# AIM OF THE TASK:
Gather every line below where "mean" appears.

# PROVIDED INFORMATION:
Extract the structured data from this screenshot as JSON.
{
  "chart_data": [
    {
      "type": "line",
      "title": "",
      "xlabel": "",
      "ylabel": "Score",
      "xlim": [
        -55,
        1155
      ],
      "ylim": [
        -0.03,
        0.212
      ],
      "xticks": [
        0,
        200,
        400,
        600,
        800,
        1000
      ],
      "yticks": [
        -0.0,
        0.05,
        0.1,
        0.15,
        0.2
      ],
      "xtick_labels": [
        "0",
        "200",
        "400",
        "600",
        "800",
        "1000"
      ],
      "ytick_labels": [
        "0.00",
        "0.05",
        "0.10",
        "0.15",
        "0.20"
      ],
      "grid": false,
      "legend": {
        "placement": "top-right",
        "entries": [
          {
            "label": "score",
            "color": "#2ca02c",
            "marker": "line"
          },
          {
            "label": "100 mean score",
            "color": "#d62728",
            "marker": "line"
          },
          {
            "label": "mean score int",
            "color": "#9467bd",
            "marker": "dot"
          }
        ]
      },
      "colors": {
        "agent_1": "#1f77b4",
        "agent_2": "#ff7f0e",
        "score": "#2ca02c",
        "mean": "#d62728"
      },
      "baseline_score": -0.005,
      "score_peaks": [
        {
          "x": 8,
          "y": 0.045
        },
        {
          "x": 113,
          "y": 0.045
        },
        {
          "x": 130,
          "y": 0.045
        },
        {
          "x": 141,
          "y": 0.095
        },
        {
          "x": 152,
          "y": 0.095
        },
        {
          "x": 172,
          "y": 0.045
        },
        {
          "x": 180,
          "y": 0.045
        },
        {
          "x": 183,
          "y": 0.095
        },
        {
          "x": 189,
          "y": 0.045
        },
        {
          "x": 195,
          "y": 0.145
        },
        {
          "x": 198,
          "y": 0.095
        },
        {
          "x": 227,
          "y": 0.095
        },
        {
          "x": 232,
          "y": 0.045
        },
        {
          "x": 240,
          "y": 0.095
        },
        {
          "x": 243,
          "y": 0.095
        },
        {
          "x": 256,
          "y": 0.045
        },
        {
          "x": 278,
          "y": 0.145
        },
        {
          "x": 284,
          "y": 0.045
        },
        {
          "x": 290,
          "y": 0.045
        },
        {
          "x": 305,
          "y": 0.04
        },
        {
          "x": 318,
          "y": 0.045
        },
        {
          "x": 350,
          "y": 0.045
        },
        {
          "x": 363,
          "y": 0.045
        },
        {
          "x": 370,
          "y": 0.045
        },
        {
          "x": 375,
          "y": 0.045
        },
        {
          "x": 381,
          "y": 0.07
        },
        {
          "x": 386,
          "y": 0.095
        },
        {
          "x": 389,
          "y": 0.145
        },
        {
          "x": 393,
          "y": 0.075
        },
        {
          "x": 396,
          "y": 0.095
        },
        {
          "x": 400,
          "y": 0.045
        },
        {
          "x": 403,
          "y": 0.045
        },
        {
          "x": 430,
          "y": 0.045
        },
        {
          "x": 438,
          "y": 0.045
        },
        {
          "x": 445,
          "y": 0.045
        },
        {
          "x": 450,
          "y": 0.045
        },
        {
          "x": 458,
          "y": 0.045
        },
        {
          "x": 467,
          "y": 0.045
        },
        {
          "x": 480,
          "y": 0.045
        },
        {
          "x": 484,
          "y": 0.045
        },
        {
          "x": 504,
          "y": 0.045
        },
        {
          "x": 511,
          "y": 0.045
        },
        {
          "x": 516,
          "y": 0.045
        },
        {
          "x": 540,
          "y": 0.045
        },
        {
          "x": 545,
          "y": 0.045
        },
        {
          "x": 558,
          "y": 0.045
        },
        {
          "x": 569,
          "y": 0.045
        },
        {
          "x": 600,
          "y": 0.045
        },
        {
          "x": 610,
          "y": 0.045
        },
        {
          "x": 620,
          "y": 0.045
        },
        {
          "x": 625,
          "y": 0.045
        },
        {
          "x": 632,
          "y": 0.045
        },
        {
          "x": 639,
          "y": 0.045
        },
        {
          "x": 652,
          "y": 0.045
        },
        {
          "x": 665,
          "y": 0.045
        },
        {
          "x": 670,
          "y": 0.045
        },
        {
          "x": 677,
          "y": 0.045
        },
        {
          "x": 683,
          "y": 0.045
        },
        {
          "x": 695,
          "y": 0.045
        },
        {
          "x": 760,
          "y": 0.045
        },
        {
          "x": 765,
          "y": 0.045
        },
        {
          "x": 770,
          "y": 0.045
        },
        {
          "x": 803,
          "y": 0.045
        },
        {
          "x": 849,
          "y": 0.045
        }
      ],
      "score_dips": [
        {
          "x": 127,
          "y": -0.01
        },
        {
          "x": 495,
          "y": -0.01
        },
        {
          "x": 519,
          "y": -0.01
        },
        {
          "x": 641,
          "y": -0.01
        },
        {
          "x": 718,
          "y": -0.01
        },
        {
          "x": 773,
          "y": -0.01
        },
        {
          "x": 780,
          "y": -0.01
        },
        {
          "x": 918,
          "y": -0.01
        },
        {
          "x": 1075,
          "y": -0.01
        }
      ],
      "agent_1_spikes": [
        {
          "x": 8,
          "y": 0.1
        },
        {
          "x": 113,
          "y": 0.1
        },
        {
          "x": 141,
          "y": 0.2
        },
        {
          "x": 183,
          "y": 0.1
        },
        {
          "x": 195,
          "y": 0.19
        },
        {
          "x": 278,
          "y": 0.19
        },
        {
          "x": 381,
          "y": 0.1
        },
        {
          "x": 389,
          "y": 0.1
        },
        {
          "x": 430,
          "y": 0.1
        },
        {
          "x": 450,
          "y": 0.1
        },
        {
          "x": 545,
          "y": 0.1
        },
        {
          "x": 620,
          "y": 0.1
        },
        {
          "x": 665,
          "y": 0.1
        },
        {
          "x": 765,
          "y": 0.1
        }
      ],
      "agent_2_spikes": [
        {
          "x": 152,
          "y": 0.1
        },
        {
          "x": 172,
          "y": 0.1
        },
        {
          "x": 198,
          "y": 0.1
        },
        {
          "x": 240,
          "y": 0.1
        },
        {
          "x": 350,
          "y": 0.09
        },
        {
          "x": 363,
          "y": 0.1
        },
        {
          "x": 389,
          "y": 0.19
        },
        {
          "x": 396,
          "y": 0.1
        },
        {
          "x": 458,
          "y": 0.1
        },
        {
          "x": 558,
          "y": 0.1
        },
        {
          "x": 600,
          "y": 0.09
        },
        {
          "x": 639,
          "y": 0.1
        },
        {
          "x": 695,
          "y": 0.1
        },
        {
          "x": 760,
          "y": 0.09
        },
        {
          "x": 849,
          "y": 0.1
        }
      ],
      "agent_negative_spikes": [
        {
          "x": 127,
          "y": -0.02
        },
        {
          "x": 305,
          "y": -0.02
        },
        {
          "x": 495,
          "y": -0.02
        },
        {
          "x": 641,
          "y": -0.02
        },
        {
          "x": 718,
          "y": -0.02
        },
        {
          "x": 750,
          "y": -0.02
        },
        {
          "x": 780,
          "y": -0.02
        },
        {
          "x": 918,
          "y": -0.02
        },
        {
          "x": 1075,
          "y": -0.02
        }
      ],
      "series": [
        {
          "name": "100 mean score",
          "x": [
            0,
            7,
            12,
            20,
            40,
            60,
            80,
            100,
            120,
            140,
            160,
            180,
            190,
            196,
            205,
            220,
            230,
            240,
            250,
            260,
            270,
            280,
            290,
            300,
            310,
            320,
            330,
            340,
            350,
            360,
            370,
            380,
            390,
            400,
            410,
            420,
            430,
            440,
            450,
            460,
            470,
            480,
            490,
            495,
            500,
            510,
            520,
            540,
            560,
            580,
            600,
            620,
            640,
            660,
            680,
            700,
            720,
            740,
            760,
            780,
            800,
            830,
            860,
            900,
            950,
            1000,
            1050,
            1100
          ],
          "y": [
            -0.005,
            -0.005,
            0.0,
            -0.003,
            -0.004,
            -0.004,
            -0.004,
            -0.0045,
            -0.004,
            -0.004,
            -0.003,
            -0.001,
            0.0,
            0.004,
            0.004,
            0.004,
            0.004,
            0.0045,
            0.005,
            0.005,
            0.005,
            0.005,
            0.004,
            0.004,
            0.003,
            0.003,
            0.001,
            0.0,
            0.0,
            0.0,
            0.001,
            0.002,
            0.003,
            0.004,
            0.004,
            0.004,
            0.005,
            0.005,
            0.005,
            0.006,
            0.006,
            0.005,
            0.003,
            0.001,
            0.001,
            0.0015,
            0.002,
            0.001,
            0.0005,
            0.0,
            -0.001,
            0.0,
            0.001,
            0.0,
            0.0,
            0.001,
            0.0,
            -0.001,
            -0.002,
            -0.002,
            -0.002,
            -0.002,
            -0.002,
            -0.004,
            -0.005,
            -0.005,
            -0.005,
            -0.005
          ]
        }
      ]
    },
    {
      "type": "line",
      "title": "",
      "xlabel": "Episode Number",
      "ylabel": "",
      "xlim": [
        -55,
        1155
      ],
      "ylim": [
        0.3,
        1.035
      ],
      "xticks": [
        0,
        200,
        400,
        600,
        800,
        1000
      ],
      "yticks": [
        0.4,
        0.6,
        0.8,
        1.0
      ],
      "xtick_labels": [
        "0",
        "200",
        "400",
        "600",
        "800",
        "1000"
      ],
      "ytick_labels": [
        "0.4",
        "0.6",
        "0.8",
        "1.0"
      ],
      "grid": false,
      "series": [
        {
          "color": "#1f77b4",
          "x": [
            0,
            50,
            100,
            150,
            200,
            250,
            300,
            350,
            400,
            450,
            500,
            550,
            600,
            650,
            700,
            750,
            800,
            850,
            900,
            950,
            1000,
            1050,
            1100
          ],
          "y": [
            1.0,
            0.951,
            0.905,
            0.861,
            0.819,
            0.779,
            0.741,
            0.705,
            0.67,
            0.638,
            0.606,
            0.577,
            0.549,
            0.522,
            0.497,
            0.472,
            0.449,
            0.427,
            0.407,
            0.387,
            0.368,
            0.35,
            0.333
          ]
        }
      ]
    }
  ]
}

# CORRECT RESULT:
            "label": "100 mean score",
            "label": "mean score int",
        "mean": "#d62728"
          "name": "100 mean score",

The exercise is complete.